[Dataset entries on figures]
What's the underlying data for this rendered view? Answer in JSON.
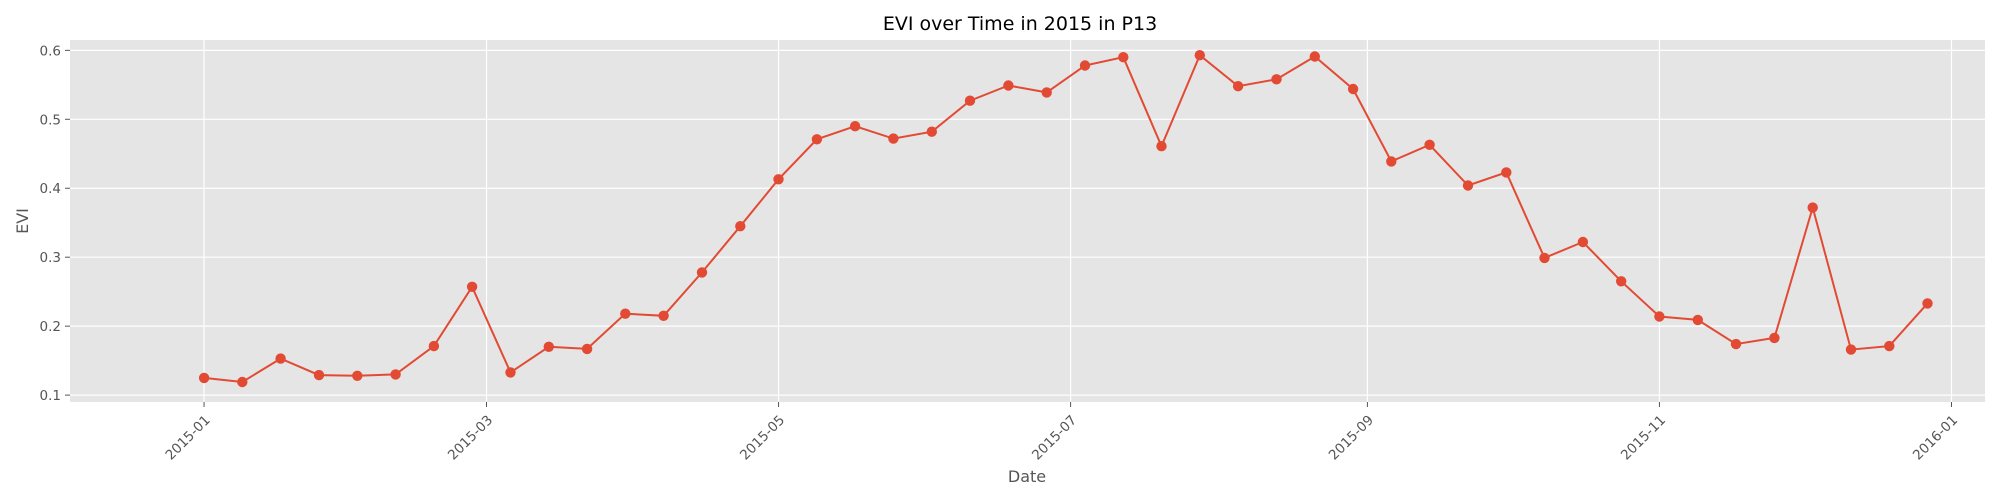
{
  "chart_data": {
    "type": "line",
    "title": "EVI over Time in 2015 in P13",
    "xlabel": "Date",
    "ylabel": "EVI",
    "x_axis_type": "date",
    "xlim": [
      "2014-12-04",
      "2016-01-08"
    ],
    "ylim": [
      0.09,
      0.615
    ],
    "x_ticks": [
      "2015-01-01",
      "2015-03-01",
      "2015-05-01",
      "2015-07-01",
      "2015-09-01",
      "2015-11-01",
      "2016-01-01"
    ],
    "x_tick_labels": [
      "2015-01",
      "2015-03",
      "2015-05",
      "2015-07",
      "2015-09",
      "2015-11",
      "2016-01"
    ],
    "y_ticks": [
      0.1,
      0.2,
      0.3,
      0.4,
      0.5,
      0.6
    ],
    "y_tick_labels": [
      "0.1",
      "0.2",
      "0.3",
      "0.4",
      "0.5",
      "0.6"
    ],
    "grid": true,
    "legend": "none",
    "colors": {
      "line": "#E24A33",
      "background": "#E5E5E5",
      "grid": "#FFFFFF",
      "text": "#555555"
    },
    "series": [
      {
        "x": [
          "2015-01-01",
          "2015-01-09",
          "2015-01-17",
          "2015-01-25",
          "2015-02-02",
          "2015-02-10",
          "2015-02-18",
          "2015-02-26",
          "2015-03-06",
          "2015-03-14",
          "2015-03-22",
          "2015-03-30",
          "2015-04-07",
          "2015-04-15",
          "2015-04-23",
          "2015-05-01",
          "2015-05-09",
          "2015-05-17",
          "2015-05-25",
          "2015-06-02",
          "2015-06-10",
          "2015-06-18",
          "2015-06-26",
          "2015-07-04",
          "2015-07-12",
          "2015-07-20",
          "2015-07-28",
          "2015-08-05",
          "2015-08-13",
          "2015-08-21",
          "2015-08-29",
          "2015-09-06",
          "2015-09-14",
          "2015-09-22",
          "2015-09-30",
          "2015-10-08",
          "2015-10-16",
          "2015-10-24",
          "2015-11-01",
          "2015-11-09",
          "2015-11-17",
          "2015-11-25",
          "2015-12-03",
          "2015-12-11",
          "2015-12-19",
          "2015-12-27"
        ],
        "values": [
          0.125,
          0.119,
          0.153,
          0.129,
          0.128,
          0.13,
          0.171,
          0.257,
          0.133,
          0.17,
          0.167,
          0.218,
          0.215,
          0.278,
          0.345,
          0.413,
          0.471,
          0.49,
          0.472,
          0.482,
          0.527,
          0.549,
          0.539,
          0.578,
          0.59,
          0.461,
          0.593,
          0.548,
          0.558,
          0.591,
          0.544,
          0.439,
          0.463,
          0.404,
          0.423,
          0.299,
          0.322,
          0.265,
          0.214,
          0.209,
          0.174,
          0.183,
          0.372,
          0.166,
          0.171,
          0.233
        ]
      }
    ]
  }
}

== Task details ==
In your copy, leave out the pictures and reproduce the material above exactly.

== Response to this task ==
What's the underlying data for this rendered view? Answer in JSON.
{
  "chart_data": {
    "type": "line",
    "title": "EVI over Time in 2015 in P13",
    "xlabel": "Date",
    "ylabel": "EVI",
    "x_axis_type": "date",
    "xlim": [
      "2014-12-04",
      "2016-01-08"
    ],
    "ylim": [
      0.09,
      0.615
    ],
    "x_ticks": [
      "2015-01-01",
      "2015-03-01",
      "2015-05-01",
      "2015-07-01",
      "2015-09-01",
      "2015-11-01",
      "2016-01-01"
    ],
    "x_tick_labels": [
      "2015-01",
      "2015-03",
      "2015-05",
      "2015-07",
      "2015-09",
      "2015-11",
      "2016-01"
    ],
    "y_ticks": [
      0.1,
      0.2,
      0.3,
      0.4,
      0.5,
      0.6
    ],
    "y_tick_labels": [
      "0.1",
      "0.2",
      "0.3",
      "0.4",
      "0.5",
      "0.6"
    ],
    "grid": true,
    "legend": "none",
    "colors": {
      "line": "#E24A33",
      "background": "#E5E5E5",
      "grid": "#FFFFFF",
      "text": "#555555"
    },
    "series": [
      {
        "x": [
          "2015-01-01",
          "2015-01-09",
          "2015-01-17",
          "2015-01-25",
          "2015-02-02",
          "2015-02-10",
          "2015-02-18",
          "2015-02-26",
          "2015-03-06",
          "2015-03-14",
          "2015-03-22",
          "2015-03-30",
          "2015-04-07",
          "2015-04-15",
          "2015-04-23",
          "2015-05-01",
          "2015-05-09",
          "2015-05-17",
          "2015-05-25",
          "2015-06-02",
          "2015-06-10",
          "2015-06-18",
          "2015-06-26",
          "2015-07-04",
          "2015-07-12",
          "2015-07-20",
          "2015-07-28",
          "2015-08-05",
          "2015-08-13",
          "2015-08-21",
          "2015-08-29",
          "2015-09-06",
          "2015-09-14",
          "2015-09-22",
          "2015-09-30",
          "2015-10-08",
          "2015-10-16",
          "2015-10-24",
          "2015-11-01",
          "2015-11-09",
          "2015-11-17",
          "2015-11-25",
          "2015-12-03",
          "2015-12-11",
          "2015-12-19",
          "2015-12-27"
        ],
        "values": [
          0.125,
          0.119,
          0.153,
          0.129,
          0.128,
          0.13,
          0.171,
          0.257,
          0.133,
          0.17,
          0.167,
          0.218,
          0.215,
          0.278,
          0.345,
          0.413,
          0.471,
          0.49,
          0.472,
          0.482,
          0.527,
          0.549,
          0.539,
          0.578,
          0.59,
          0.461,
          0.593,
          0.548,
          0.558,
          0.591,
          0.544,
          0.439,
          0.463,
          0.404,
          0.423,
          0.299,
          0.322,
          0.265,
          0.214,
          0.209,
          0.174,
          0.183,
          0.372,
          0.166,
          0.171,
          0.233
        ]
      }
    ]
  }
}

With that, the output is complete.